Required task:
Repeat each entry in full, exactly.

-------

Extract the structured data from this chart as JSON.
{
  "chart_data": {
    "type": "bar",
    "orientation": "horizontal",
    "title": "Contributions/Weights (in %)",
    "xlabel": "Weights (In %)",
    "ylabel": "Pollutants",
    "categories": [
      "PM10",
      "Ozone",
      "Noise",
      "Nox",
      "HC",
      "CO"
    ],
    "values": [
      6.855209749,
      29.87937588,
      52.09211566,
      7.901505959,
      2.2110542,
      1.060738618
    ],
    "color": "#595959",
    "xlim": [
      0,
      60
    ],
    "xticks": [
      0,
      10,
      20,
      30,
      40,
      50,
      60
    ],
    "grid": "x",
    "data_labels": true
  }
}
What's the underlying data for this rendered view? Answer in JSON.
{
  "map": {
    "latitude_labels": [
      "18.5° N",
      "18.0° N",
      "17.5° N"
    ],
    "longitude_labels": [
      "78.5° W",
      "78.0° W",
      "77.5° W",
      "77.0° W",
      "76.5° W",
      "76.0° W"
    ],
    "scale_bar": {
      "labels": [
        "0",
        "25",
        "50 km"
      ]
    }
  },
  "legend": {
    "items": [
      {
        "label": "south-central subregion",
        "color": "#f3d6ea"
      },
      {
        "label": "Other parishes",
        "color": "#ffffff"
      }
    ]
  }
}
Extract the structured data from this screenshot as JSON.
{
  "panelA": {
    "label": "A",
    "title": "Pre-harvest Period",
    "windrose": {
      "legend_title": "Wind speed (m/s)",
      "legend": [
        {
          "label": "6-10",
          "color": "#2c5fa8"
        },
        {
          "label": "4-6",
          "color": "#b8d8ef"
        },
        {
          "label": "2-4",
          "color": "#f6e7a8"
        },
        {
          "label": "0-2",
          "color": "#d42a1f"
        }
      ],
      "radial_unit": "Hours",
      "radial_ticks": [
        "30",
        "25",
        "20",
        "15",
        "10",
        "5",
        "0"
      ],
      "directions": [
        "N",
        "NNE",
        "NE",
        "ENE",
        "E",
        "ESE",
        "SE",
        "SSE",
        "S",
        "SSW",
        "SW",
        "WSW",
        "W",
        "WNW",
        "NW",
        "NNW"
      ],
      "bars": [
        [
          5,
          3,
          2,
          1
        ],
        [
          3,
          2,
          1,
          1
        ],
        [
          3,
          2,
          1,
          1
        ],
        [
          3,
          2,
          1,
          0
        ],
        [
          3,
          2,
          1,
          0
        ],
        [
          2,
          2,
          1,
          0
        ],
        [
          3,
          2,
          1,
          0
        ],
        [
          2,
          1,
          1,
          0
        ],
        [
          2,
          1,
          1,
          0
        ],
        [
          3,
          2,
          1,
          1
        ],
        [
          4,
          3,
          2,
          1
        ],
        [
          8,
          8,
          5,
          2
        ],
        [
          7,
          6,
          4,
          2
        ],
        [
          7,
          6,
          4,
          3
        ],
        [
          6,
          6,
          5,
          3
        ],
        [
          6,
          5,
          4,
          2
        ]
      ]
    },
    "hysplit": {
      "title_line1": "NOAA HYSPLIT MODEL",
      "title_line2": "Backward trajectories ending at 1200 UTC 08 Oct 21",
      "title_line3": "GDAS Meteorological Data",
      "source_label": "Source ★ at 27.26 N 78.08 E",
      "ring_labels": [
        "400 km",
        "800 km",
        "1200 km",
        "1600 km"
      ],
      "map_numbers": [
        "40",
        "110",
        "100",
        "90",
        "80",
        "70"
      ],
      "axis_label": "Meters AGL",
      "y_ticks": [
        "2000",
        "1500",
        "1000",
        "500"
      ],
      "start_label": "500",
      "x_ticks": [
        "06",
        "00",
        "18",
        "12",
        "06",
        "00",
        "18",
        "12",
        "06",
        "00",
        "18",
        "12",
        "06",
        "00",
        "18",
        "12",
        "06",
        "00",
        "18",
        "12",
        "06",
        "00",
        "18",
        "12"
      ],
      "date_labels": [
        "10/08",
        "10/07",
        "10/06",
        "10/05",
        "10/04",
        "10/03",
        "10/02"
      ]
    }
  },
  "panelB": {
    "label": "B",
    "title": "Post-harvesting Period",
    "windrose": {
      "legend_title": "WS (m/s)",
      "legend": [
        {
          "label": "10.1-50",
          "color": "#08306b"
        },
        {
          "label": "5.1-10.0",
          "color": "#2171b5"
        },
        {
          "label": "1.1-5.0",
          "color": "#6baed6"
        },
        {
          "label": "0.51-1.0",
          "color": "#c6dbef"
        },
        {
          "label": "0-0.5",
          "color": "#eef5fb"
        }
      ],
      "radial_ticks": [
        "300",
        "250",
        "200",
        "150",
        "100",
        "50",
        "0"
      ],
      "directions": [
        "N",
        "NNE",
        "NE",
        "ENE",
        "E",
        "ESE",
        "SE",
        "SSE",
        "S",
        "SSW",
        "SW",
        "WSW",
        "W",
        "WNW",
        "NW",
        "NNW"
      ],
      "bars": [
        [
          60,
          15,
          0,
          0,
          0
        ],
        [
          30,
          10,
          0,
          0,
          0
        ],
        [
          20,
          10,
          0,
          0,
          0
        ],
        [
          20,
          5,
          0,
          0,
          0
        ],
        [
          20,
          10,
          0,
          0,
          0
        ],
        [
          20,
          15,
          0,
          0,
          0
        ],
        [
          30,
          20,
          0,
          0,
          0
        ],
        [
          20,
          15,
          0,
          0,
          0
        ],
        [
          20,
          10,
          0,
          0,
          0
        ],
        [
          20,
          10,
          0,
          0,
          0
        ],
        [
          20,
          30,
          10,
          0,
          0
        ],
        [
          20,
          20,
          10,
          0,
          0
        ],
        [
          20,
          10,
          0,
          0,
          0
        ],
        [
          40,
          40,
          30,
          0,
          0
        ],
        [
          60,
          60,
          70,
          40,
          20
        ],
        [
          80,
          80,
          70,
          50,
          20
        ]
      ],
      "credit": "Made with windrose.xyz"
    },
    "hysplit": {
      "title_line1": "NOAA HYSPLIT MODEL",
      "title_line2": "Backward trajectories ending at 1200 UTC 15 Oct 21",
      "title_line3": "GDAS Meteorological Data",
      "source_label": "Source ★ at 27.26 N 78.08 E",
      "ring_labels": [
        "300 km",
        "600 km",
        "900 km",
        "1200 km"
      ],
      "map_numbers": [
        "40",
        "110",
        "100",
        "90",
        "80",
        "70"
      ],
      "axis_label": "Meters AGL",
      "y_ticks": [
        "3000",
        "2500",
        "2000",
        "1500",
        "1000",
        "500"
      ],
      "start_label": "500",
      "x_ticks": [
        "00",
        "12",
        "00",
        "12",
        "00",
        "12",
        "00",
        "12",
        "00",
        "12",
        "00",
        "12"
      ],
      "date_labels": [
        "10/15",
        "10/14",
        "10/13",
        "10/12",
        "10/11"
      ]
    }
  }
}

-------

Exercise output:
Extract the structured data from this chart as JSON.
{
  "chart_data": {
    "type": "bar",
    "orientation": "horizontal",
    "title": "Contributions/Weights (in %)",
    "xlabel": "Weights (In %)",
    "ylabel": "Pollutants",
    "categories": [
      "PM10",
      "Ozone",
      "Noise",
      "Nox",
      "HC",
      "CO"
    ],
    "values": [
      6.855209749,
      29.87937588,
      52.09211566,
      7.901505959,
      2.2110542,
      1.060738618
    ],
    "color": "#595959",
    "xlim": [
      0,
      60
    ],
    "xticks": [
      0,
      10,
      20,
      30,
      40,
      50,
      60
    ],
    "grid": "x",
    "data_labels": true
  }
}
What's the underlying data for this rendered view? Answer in JSON.
{
  "map": {
    "latitude_labels": [
      "18.5° N",
      "18.0° N",
      "17.5° N"
    ],
    "longitude_labels": [
      "78.5° W",
      "78.0° W",
      "77.5° W",
      "77.0° W",
      "76.5° W",
      "76.0° W"
    ],
    "scale_bar": {
      "labels": [
        "0",
        "25",
        "50 km"
      ]
    }
  },
  "legend": {
    "items": [
      {
        "label": "south-central subregion",
        "color": "#f3d6ea"
      },
      {
        "label": "Other parishes",
        "color": "#ffffff"
      }
    ]
  }
}
Extract the structured data from this screenshot as JSON.
{
  "panelA": {
    "label": "A",
    "title": "Pre-harvest Period",
    "windrose": {
      "legend_title": "Wind speed (m/s)",
      "legend": [
        {
          "label": "6-10",
          "color": "#2c5fa8"
        },
        {
          "label": "4-6",
          "color": "#b8d8ef"
        },
        {
          "label": "2-4",
          "color": "#f6e7a8"
        },
        {
          "label": "0-2",
          "color": "#d42a1f"
        }
      ],
      "radial_unit": "Hours",
      "radial_ticks": [
        "30",
        "25",
        "20",
        "15",
        "10",
        "5",
        "0"
      ],
      "directions": [
        "N",
        "NNE",
        "NE",
        "ENE",
        "E",
        "ESE",
        "SE",
        "SSE",
        "S",
        "SSW",
        "SW",
        "WSW",
        "W",
        "WNW",
        "NW",
        "NNW"
      ],
      "bars": [
        [
          5,
          3,
          2,
          1
        ],
        [
          3,
          2,
          1,
          1
        ],
        [
          3,
          2,
          1,
          1
        ],
        [
          3,
          2,
          1,
          0
        ],
        [
          3,
          2,
          1,
          0
        ],
        [
          2,
          2,
          1,
          0
        ],
        [
          3,
          2,
          1,
          0
        ],
        [
          2,
          1,
          1,
          0
        ],
        [
          2,
          1,
          1,
          0
        ],
        [
          3,
          2,
          1,
          1
        ],
        [
          4,
          3,
          2,
          1
        ],
        [
          8,
          8,
          5,
          2
        ],
        [
          7,
          6,
          4,
          2
        ],
        [
          7,
          6,
          4,
          3
        ],
        [
          6,
          6,
          5,
          3
        ],
        [
          6,
          5,
          4,
          2
        ]
      ]
    },
    "hysplit": {
      "title_line1": "NOAA HYSPLIT MODEL",
      "title_line2": "Backward trajectories ending at 1200 UTC 08 Oct 21",
      "title_line3": "GDAS Meteorological Data",
      "source_label": "Source ★ at 27.26 N 78.08 E",
      "ring_labels": [
        "400 km",
        "800 km",
        "1200 km",
        "1600 km"
      ],
      "map_numbers": [
        "40",
        "110",
        "100",
        "90",
        "80",
        "70"
      ],
      "axis_label": "Meters AGL",
      "y_ticks": [
        "2000",
        "1500",
        "1000",
        "500"
      ],
      "start_label": "500",
      "x_ticks": [
        "06",
        "00",
        "18",
        "12",
        "06",
        "00",
        "18",
        "12",
        "06",
        "00",
        "18",
        "12",
        "06",
        "00",
        "18",
        "12",
        "06",
        "00",
        "18",
        "12",
        "06",
        "00",
        "18",
        "12"
      ],
      "date_labels": [
        "10/08",
        "10/07",
        "10/06",
        "10/05",
        "10/04",
        "10/03",
        "10/02"
      ]
    }
  },
  "panelB": {
    "label": "B",
    "title": "Post-harvesting Period",
    "windrose": {
      "legend_title": "WS (m/s)",
      "legend": [
        {
          "label": "10.1-50",
          "color": "#08306b"
        },
        {
          "label": "5.1-10.0",
          "color": "#2171b5"
        },
        {
          "label": "1.1-5.0",
          "color": "#6baed6"
        },
        {
          "label": "0.51-1.0",
          "color": "#c6dbef"
        },
        {
          "label": "0-0.5",
          "color": "#eef5fb"
        }
      ],
      "radial_ticks": [
        "300",
        "250",
        "200",
        "150",
        "100",
        "50",
        "0"
      ],
      "directions": [
        "N",
        "NNE",
        "NE",
        "ENE",
        "E",
        "ESE",
        "SE",
        "SSE",
        "S",
        "SSW",
        "SW",
        "WSW",
        "W",
        "WNW",
        "NW",
        "NNW"
      ],
      "bars": [
        [
          60,
          15,
          0,
          0,
          0
        ],
        [
          30,
          10,
          0,
          0,
          0
        ],
        [
          20,
          10,
          0,
          0,
          0
        ],
        [
          20,
          5,
          0,
          0,
          0
        ],
        [
          20,
          10,
          0,
          0,
          0
        ],
        [
          20,
          15,
          0,
          0,
          0
        ],
        [
          30,
          20,
          0,
          0,
          0
        ],
        [
          20,
          15,
          0,
          0,
          0
        ],
        [
          20,
          10,
          0,
          0,
          0
        ],
        [
          20,
          10,
          0,
          0,
          0
        ],
        [
          20,
          30,
          10,
          0,
          0
        ],
        [
          20,
          20,
          10,
          0,
          0
        ],
        [
          20,
          10,
          0,
          0,
          0
        ],
        [
          40,
          40,
          30,
          0,
          0
        ],
        [
          60,
          60,
          70,
          40,
          20
        ],
        [
          80,
          80,
          70,
          50,
          20
        ]
      ],
      "credit": "Made with windrose.xyz"
    },
    "hysplit": {
      "title_line1": "NOAA HYSPLIT MODEL",
      "title_line2": "Backward trajectories ending at 1200 UTC 15 Oct 21",
      "title_line3": "GDAS Meteorological Data",
      "source_label": "Source ★ at 27.26 N 78.08 E",
      "ring_labels": [
        "300 km",
        "600 km",
        "900 km",
        "1200 km"
      ],
      "map_numbers": [
        "40",
        "110",
        "100",
        "90",
        "80",
        "70"
      ],
      "axis_label": "Meters AGL",
      "y_ticks": [
        "3000",
        "2500",
        "2000",
        "1500",
        "1000",
        "500"
      ],
      "start_label": "500",
      "x_ticks": [
        "00",
        "12",
        "00",
        "12",
        "00",
        "12",
        "00",
        "12",
        "00",
        "12",
        "00",
        "12"
      ],
      "date_labels": [
        "10/15",
        "10/14",
        "10/13",
        "10/12",
        "10/11"
      ]
    }
  }
}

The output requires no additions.